#### [DATA EXCERPTS]

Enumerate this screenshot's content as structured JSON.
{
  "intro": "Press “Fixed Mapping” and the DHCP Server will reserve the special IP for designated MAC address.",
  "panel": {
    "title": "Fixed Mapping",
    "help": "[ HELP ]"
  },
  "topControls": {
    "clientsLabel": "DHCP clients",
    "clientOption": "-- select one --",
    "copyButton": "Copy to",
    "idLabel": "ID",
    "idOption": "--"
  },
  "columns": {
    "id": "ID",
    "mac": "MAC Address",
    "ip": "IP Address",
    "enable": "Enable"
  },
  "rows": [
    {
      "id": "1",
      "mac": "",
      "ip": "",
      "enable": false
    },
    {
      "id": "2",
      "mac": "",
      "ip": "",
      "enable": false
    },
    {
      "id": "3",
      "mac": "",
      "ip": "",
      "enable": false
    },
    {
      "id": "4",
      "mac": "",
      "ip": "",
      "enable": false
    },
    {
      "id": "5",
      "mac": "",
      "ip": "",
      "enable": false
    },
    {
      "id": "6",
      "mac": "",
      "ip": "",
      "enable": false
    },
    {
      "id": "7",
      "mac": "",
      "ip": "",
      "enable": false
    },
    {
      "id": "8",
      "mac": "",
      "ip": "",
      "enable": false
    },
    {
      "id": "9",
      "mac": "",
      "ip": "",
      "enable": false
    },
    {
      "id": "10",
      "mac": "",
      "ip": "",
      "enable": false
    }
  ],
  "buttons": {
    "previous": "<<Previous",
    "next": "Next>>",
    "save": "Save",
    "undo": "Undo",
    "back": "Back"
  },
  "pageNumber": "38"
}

#### [THE TASK]
Give the count of lines holding the word "DHCP", with no other words.

#### [FINAL RESULT]
2